### EXERCISE PROMPT
Extract each line where the string "heading" shows up.

═════ EXTRACTED RECORDS ═════

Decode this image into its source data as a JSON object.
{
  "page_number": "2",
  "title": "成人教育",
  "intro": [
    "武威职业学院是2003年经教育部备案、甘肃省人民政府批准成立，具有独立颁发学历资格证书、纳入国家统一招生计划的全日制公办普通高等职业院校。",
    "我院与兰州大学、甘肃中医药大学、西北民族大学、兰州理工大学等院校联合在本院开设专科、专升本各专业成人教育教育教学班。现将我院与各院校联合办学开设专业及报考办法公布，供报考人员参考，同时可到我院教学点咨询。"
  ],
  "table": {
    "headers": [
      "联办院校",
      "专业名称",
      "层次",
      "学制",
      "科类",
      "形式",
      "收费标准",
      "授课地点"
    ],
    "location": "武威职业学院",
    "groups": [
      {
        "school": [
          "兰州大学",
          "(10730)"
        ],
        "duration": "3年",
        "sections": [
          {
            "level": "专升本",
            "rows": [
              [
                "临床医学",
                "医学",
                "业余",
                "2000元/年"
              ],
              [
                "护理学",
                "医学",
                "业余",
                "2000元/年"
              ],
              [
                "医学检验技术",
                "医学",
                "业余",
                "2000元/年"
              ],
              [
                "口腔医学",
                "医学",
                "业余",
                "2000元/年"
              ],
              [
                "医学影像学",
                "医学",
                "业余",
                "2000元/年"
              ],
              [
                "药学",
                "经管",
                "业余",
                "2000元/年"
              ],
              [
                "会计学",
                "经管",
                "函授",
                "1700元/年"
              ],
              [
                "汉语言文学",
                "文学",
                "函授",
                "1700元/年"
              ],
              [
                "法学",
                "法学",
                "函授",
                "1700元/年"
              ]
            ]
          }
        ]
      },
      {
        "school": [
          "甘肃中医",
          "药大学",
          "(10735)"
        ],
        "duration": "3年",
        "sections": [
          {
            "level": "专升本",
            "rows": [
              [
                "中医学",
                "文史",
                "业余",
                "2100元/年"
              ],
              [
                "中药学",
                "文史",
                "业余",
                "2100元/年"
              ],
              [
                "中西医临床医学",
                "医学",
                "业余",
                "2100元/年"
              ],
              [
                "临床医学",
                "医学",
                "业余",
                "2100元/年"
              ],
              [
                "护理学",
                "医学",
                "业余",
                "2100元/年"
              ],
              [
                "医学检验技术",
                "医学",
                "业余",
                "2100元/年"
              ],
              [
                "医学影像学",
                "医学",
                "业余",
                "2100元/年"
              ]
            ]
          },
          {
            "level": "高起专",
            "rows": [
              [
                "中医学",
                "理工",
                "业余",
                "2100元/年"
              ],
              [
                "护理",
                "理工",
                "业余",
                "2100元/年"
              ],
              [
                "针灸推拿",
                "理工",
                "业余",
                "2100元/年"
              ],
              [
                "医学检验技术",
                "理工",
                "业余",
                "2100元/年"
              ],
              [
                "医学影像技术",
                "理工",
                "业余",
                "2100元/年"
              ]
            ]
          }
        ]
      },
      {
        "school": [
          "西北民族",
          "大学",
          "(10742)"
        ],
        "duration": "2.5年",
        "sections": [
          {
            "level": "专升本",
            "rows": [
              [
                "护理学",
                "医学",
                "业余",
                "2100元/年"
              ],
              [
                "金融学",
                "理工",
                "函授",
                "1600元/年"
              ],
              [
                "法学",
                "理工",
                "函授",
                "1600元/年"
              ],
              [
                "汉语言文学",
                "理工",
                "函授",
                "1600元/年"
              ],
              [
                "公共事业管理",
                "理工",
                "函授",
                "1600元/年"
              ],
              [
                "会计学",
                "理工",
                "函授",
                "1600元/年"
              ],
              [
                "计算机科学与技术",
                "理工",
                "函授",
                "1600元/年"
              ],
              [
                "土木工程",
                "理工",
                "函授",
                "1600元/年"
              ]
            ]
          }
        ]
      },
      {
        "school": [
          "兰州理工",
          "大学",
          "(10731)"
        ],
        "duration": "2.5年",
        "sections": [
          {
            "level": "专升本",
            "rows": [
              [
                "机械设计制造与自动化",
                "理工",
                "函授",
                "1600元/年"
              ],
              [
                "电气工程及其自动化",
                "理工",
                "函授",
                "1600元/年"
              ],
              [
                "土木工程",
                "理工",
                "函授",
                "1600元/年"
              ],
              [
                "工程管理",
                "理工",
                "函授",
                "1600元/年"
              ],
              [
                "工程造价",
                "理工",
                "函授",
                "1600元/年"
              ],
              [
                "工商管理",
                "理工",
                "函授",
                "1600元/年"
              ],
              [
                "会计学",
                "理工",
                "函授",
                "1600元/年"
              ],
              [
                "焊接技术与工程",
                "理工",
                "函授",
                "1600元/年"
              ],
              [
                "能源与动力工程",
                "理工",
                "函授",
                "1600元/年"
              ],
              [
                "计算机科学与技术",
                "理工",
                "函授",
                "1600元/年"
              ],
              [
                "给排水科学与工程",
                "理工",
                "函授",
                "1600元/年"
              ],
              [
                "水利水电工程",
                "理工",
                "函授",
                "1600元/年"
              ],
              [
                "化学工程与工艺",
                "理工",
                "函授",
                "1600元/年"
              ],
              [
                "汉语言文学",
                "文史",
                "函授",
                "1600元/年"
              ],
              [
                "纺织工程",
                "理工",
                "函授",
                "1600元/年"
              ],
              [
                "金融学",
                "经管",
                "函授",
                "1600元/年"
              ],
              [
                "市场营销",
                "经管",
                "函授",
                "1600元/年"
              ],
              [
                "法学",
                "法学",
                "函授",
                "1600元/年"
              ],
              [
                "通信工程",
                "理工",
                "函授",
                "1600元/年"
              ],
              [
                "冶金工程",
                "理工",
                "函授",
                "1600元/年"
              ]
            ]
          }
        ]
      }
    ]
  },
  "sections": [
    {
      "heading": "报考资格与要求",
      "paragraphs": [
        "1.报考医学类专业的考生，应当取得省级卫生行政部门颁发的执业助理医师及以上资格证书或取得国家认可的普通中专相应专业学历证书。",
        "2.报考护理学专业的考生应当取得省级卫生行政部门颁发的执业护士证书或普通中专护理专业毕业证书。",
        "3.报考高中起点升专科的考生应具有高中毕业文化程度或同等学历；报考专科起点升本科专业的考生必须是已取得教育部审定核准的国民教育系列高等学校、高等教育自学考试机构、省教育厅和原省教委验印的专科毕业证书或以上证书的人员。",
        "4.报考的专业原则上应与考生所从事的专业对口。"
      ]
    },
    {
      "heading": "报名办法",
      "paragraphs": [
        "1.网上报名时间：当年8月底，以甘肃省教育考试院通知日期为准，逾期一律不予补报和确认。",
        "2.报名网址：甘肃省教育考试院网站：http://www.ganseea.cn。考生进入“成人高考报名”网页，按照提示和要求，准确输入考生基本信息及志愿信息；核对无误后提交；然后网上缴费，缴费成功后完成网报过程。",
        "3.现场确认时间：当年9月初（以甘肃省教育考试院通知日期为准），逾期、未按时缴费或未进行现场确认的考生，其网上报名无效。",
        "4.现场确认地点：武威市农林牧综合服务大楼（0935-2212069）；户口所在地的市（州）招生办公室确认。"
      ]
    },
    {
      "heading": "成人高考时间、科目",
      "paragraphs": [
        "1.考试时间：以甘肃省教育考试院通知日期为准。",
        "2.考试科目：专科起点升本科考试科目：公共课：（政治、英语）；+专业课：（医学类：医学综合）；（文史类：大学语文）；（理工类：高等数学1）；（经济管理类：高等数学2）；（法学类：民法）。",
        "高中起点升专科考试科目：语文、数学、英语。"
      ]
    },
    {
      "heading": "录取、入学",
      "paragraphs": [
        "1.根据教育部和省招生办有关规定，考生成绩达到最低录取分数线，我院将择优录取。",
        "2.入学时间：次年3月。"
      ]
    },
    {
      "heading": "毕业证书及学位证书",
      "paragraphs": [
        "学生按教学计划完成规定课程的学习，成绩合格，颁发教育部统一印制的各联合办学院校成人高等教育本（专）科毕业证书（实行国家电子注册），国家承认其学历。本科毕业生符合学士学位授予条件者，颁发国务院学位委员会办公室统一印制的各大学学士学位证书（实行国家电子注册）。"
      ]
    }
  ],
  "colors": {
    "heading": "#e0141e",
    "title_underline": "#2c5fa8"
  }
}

═════

### EXERCISE ANSWER
      "heading": "报考资格与要求",
      "heading": "报名办法",
      "heading": "成人高考时间、科目",
      "heading": "录取、入学",
      "heading": "毕业证书及学位证书",
    "heading": "#e0141e",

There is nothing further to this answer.